-- Aim --
Omit every picture, then give all the entries again exactly.

[start Entries supplied]

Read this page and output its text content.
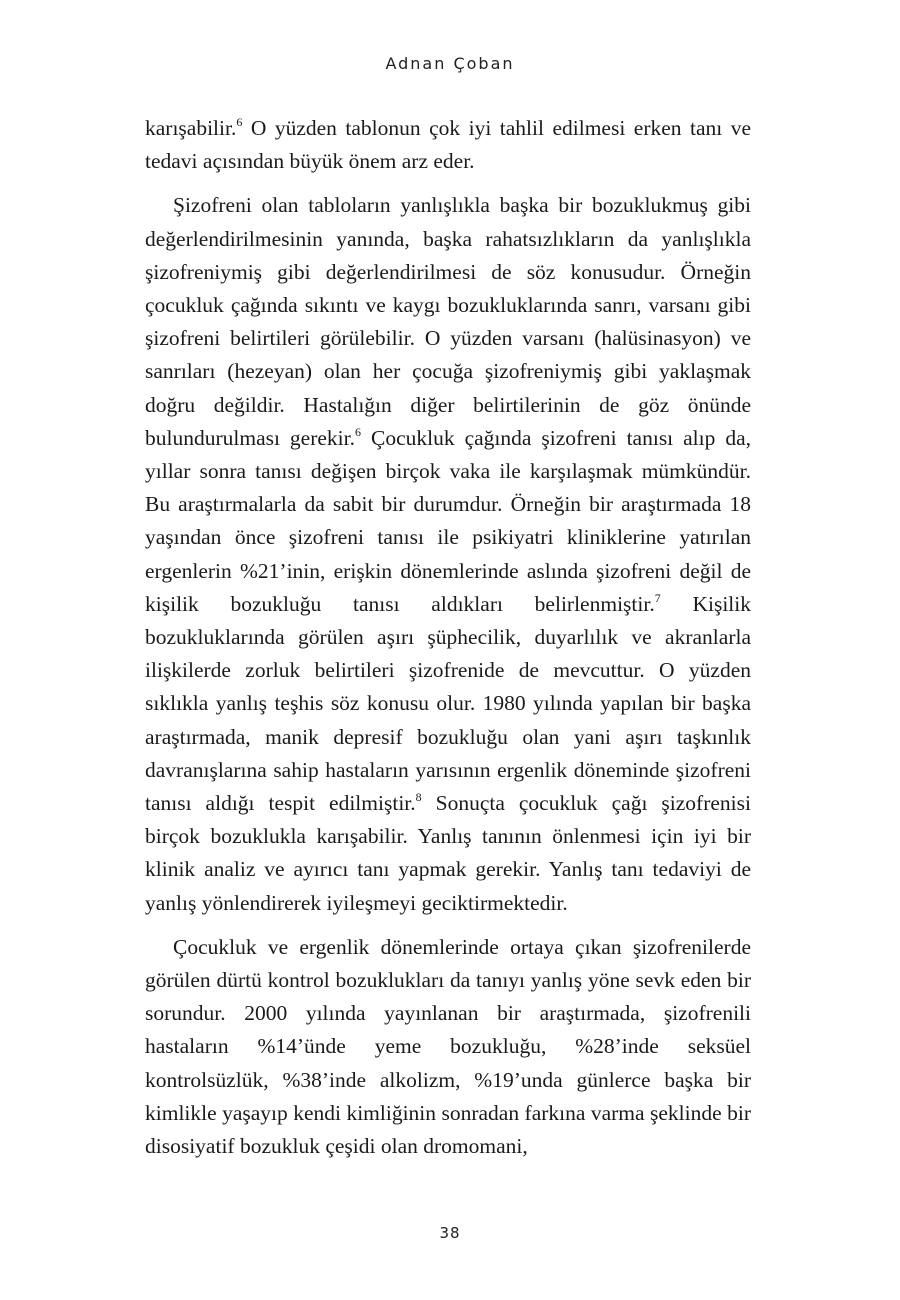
Adnan Çoban

karışabilir.$^6$ O yüzden tablonun çok iyi tahlil edilmesi erken tanı ve tedavi açısından büyük önem arz eder.

Şizofreni olan tabloların yanlışlıkla başka bir bozuklukmuş gibi değerlendirilmesinin yanında, başka rahatsızlıkların da yanlışlıkla şizofreniymiş gibi değerlendirilmesi de söz konusudur. Örneğin çocukluk çağında sıkıntı ve kaygı bozukluklarında sanrı, varsanı gibi şizofreni belirtileri görülebilir. O yüzden varsanı (halüsinasyon) ve sanrıları (hezeyan) olan her çocuğa şizofreniymiş gibi yaklaşmak doğru değildir. Hastalığın diğer belirtilerinin de göz önünde bulundurulması gerekir.$^6$ Çocukluk çağında şizofreni tanısı alıp da, yıllar sonra tanısı değişen birçok vaka ile karşılaşmak mümkündür. Bu araştırmalarla da sabit bir durumdur. Örneğin bir araştırmada 18 yaşından önce şizofreni tanısı ile psikiyatri kliniklerine yatırılan ergenlerin %21’inin, erişkin dönemlerinde aslında şizofreni değil de kişilik bozukluğu tanısı aldıkları belirlenmiştir.$^7$ Kişilik bozukluklarında görülen aşırı şüphecilik, duyarlılık ve akranlarla ilişkilerde zorluk belirtileri şizofrenide de mevcuttur. O yüzden sıklıkla yanlış teşhis söz konusu olur. 1980 yılında yapılan bir başka araştırmada, manik depresif bozukluğu olan yani aşırı taşkınlık davranışlarına sahip hastaların yarısının ergenlik döneminde şizofreni tanısı aldığı tespit edilmiştir.$^8$ Sonuçta çocukluk çağı şizofrenisi birçok bozuklukla karışabilir. Yanlış tanının önlenmesi için iyi bir klinik analiz ve ayırıcı tanı yapmak gerekir. Yanlış tanı tedaviyi de yanlış yönlendirerek iyileşmeyi geciktirmektedir.

Çocukluk ve ergenlik dönemlerinde ortaya çıkan şizofrenilerde görülen dürtü kontrol bozuklukları da tanıyı yanlış yöne sevk eden bir sorundur. 2000 yılında yayınlanan bir araştırmada, şizofrenili hastaların %14’ünde yeme bozukluğu, %28’inde seksüel kontrolsüzlük, %38’inde alkolizm, %19’unda günlerce başka bir kimlikle yaşayıp kendi kimliğinin sonradan farkına varma şeklinde bir disosiyatif bozukluk çeşidi olan dromomani,

38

[end Entries supplied]

-- Exercise output --
Read this page and output its text content.
Adnan Çoban

karışabilir.$^6$ O yüzden tablonun çok iyi tahlil edilmesi erken tanı ve tedavi açısından büyük önem arz eder.

Şizofreni olan tabloların yanlışlıkla başka bir bozuklukmuş gibi değerlendirilmesinin yanında, başka rahatsızlıkların da yanlışlıkla şizofreniymiş gibi değerlendirilmesi de söz konusudur. Örneğin çocukluk çağında sıkıntı ve kaygı bozukluklarında sanrı, varsanı gibi şizofreni belirtileri görülebilir. O yüzden varsanı (halüsinasyon) ve sanrıları (hezeyan) olan her çocuğa şizofreniymiş gibi yaklaşmak doğru değildir. Hastalığın diğer belirtilerinin de göz önünde bulundurulması gerekir.$^6$ Çocukluk çağında şizofreni tanısı alıp da, yıllar sonra tanısı değişen birçok vaka ile karşılaşmak mümkündür. Bu araştırmalarla da sabit bir durumdur. Örneğin bir araştırmada 18 yaşından önce şizofreni tanısı ile psikiyatri kliniklerine yatırılan ergenlerin %21’inin, erişkin dönemlerinde aslında şizofreni değil de kişilik bozukluğu tanısı aldıkları belirlenmiştir.$^7$ Kişilik bozukluklarında görülen aşırı şüphecilik, duyarlılık ve akranlarla ilişkilerde zorluk belirtileri şizofrenide de mevcuttur. O yüzden sıklıkla yanlış teşhis söz konusu olur. 1980 yılında yapılan bir başka araştırmada, manik depresif bozukluğu olan yani aşırı taşkınlık davranışlarına sahip hastaların yarısının ergenlik döneminde şizofreni tanısı aldığı tespit edilmiştir.$^8$ Sonuçta çocukluk çağı şizofrenisi birçok bozuklukla karışabilir. Yanlış tanının önlenmesi için iyi bir klinik analiz ve ayırıcı tanı yapmak gerekir. Yanlış tanı tedaviyi de yanlış yönlendirerek iyileşmeyi geciktirmektedir.

Çocukluk ve ergenlik dönemlerinde ortaya çıkan şizofrenilerde görülen dürtü kontrol bozuklukları da tanıyı yanlış yöne sevk eden bir sorundur. 2000 yılında yayınlanan bir araştırmada, şizofrenili hastaların %14’ünde yeme bozukluğu, %28’inde seksüel kontrolsüzlük, %38’inde alkolizm, %19’unda günlerce başka bir kimlikle yaşayıp kendi kimliğinin sonradan farkına varma şeklinde bir disosiyatif bozukluk çeşidi olan dromomani,

38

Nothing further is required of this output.